— START OF TASK MATERIAL —

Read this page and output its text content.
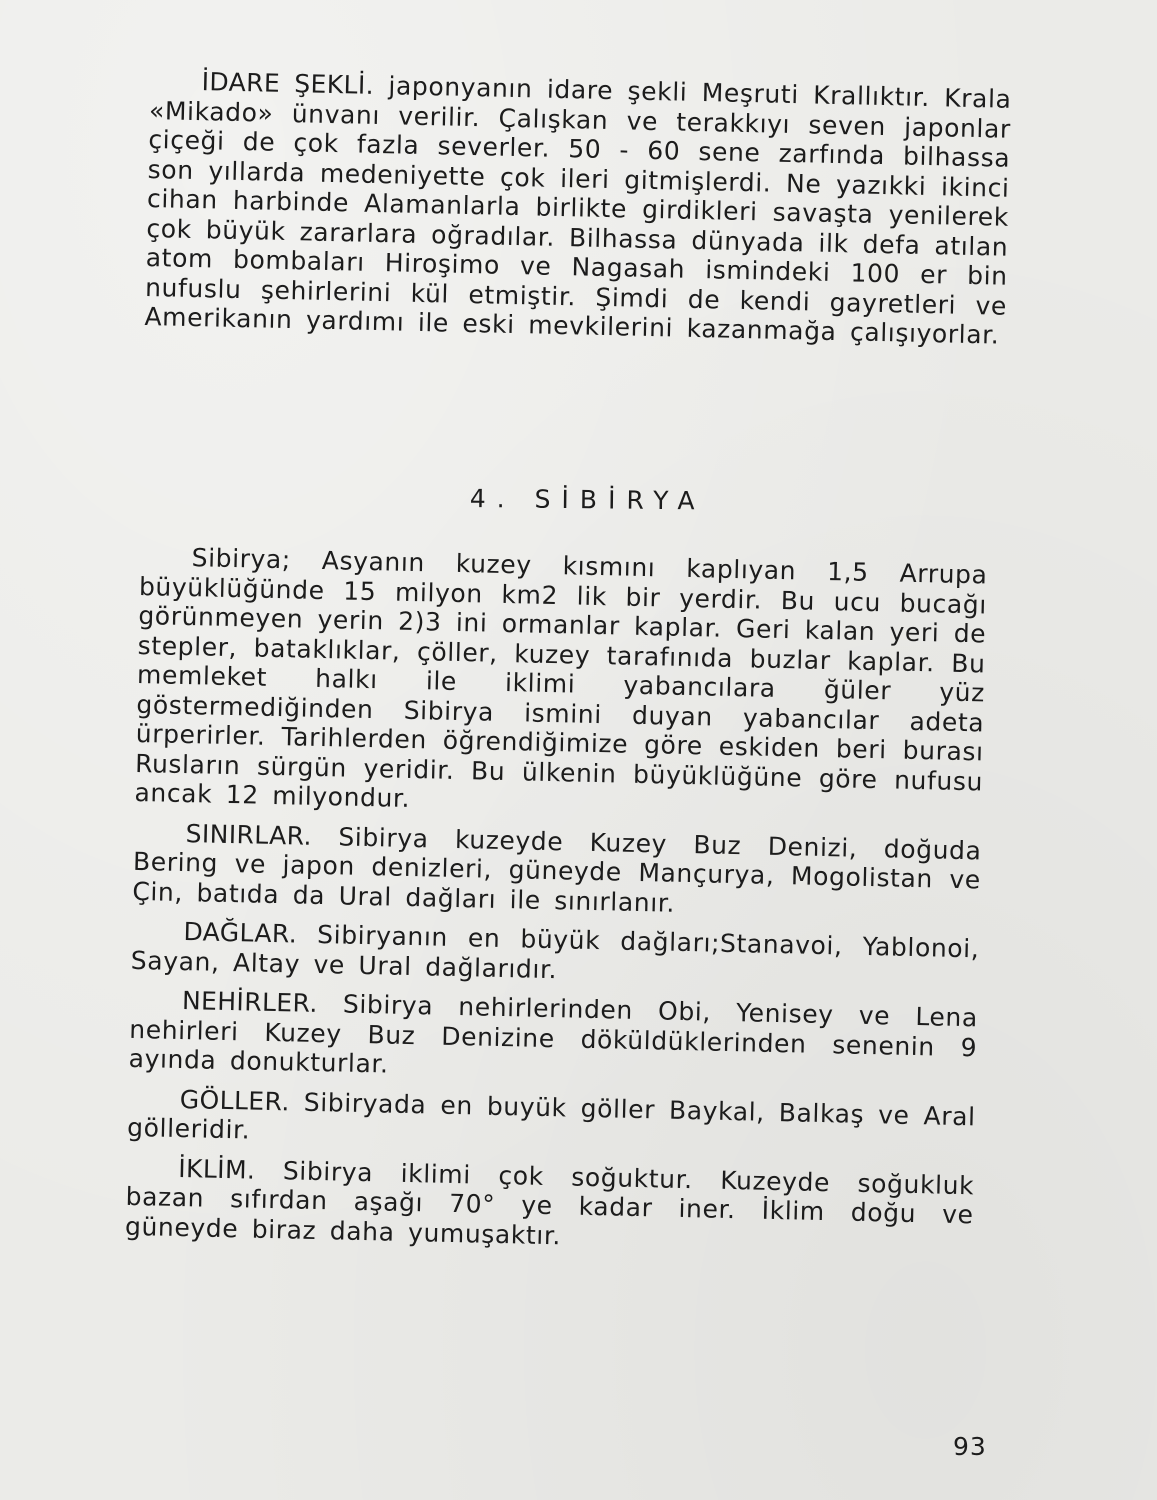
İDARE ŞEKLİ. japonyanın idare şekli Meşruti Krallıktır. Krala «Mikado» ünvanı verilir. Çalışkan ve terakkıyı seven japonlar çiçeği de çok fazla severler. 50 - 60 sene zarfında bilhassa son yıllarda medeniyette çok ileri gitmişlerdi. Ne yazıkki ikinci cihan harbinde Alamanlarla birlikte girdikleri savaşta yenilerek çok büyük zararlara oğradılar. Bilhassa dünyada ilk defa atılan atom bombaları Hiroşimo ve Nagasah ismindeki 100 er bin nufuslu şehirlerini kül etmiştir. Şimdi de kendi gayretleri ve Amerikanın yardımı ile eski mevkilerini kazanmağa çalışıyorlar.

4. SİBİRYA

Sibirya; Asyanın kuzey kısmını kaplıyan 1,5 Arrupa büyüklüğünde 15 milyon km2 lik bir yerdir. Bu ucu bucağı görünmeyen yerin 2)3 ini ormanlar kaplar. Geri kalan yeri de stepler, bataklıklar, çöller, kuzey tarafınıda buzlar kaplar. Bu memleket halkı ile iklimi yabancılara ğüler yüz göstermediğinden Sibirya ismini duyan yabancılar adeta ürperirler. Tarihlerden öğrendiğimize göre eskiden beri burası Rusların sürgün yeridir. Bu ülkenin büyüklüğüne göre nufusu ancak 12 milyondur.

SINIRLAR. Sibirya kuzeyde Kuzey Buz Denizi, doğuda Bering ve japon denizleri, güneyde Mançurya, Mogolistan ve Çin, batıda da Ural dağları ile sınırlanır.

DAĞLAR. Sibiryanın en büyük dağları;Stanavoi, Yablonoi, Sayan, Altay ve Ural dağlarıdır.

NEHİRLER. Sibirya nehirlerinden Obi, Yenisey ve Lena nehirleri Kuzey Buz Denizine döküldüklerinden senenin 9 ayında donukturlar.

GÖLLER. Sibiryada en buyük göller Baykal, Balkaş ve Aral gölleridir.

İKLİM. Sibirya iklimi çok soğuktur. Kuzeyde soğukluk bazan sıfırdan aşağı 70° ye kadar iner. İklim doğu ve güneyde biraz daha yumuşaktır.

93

— END OF TASK MATERIAL —
— START OF TASK MATERIAL —

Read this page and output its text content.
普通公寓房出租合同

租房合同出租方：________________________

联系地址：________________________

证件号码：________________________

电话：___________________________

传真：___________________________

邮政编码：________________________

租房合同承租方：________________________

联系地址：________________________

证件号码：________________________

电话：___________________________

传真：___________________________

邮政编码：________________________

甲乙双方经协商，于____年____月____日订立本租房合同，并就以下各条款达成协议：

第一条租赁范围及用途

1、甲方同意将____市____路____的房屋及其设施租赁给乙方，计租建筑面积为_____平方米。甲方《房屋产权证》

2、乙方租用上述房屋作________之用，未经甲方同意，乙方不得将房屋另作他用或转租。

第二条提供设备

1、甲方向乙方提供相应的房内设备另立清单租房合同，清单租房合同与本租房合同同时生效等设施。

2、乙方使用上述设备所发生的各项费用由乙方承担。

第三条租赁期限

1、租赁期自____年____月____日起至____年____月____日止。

— END OF TASK MATERIAL —
— START OF TASK MATERIAL —

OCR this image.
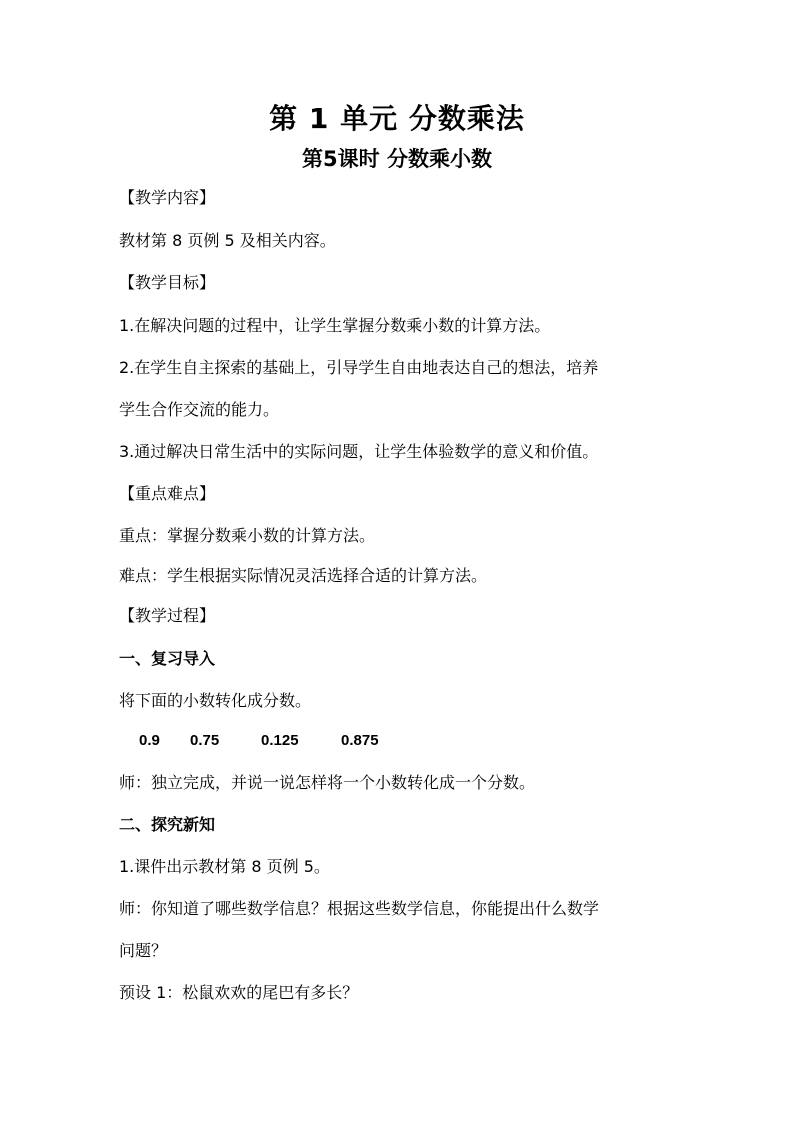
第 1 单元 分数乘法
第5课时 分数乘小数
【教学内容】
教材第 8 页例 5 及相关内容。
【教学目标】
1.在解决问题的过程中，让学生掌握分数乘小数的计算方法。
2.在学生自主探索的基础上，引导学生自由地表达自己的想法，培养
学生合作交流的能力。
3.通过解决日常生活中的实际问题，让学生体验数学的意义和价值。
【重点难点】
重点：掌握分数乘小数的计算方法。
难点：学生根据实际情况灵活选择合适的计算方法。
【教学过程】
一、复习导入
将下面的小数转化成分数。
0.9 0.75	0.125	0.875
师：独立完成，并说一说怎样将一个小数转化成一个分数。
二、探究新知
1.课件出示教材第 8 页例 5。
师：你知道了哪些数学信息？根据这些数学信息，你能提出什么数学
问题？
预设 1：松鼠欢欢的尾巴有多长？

— END OF TASK MATERIAL —

__GIVEN PROBLEM__
From the listing, copy every line where the string "Ural" appears.

__REPLY TO THE TASK__
SINIRLAR. Sibirya kuzeyde Kuzey Buz Denizi, doğuda Bering ve japon denizleri, güneyde Mançurya, Mogolistan ve Çin, batıda da Ural dağları ile sınırlanır.
DAĞLAR. Sibiryanın en büyük dağları;Stanavoi, Yablonoi, Sayan, Altay ve Ural dağlarıdır.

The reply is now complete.